BEGIN Available records

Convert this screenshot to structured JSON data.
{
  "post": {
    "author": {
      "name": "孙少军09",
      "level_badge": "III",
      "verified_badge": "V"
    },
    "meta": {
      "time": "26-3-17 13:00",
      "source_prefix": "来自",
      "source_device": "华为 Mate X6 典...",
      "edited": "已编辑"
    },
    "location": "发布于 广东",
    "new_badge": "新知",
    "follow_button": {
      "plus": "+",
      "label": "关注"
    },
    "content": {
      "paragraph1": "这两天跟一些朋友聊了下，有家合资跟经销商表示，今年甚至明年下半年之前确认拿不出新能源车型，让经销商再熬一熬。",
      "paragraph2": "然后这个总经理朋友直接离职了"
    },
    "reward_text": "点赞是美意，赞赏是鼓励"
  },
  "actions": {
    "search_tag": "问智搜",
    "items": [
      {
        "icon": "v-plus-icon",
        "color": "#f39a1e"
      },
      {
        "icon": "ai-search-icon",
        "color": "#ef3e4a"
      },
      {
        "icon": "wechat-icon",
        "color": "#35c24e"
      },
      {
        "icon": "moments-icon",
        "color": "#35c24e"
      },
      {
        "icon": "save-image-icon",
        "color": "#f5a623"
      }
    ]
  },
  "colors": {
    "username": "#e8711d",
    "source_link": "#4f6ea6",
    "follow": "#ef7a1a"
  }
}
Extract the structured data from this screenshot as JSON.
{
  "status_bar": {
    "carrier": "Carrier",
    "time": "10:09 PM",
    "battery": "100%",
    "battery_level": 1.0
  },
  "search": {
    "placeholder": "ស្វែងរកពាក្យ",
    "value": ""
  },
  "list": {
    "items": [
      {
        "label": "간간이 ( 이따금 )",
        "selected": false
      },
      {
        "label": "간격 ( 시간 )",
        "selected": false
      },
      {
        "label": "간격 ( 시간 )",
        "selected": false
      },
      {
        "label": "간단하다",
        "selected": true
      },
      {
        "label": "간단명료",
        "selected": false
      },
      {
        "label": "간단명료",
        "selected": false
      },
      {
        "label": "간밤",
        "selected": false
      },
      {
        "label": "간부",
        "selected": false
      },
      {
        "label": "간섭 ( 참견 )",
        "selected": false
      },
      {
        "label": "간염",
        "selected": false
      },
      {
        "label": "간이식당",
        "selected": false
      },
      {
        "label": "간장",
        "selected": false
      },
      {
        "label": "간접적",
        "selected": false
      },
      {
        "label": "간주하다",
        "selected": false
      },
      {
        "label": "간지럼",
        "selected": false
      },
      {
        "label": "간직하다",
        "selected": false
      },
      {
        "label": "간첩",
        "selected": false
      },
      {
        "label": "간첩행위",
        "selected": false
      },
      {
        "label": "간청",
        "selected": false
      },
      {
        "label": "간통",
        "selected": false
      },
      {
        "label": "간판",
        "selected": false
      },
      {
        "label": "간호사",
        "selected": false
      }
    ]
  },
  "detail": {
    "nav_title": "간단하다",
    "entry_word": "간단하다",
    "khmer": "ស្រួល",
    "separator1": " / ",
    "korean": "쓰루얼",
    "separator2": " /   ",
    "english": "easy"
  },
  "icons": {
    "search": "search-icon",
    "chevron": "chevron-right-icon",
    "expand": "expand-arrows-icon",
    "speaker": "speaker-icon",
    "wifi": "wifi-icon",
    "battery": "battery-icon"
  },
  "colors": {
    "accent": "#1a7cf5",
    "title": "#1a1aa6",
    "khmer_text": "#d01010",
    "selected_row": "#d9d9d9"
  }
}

END Available records
BEGIN Available records

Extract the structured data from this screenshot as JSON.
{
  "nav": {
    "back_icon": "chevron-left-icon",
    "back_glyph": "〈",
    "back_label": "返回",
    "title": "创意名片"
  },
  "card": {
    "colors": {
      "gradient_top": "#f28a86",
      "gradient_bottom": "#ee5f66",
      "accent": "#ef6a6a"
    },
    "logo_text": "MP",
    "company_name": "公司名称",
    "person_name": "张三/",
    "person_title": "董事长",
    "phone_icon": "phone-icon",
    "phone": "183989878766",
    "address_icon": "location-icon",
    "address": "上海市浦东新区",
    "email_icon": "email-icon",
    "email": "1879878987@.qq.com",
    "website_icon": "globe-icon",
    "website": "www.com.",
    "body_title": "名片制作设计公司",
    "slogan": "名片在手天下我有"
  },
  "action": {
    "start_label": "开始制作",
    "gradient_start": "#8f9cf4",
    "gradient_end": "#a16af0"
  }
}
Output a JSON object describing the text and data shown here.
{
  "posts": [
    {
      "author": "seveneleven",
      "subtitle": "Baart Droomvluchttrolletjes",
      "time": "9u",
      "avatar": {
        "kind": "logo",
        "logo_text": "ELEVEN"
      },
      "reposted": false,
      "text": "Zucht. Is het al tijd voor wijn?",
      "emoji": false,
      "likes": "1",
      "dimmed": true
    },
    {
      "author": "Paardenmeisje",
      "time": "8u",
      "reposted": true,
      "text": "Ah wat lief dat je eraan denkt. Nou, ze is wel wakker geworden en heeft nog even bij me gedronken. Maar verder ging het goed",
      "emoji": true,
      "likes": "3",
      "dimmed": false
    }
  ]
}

END Available records
BEGIN Available records

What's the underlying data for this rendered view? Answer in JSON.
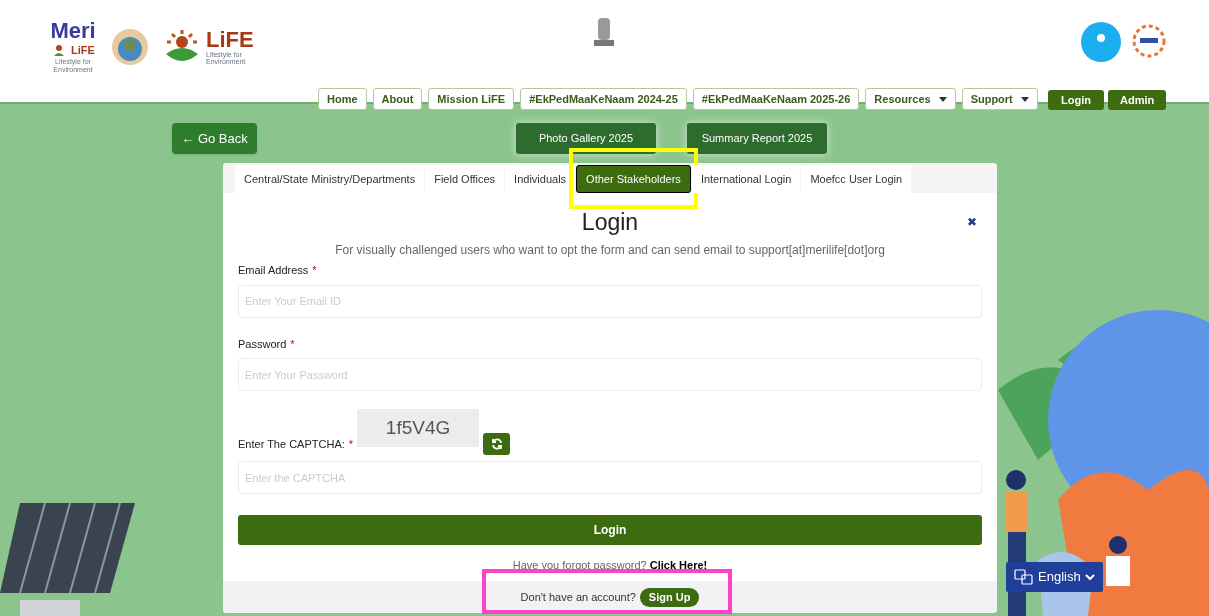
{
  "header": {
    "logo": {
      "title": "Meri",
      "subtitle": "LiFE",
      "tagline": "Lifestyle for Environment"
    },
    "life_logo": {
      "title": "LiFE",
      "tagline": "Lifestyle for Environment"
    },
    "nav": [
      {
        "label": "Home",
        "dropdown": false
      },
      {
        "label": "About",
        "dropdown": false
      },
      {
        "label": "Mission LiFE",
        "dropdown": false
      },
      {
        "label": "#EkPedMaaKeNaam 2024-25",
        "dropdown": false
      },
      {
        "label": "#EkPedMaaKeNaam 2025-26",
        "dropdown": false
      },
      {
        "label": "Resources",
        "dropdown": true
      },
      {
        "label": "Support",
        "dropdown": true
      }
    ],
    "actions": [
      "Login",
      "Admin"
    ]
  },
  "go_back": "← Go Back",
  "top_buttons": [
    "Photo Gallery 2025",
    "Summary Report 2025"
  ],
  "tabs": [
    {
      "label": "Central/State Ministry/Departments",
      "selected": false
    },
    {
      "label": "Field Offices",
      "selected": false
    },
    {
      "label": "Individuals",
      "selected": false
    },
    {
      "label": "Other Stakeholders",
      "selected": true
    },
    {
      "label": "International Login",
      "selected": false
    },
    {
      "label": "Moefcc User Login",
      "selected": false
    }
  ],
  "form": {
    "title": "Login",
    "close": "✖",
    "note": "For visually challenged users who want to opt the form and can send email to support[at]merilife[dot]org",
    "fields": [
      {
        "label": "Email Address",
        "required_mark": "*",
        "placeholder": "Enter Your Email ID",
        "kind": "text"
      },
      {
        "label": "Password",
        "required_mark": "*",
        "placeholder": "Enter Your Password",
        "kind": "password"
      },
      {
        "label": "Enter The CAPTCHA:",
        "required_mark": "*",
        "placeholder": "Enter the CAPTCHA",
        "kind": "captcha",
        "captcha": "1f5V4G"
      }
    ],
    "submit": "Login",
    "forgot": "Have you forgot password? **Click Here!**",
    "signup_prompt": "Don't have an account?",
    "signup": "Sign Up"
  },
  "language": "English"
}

END Available records

**What you should do**
Looking at the records above, count the lines where the word "true" appears. State only the number.

**Response to this task**
7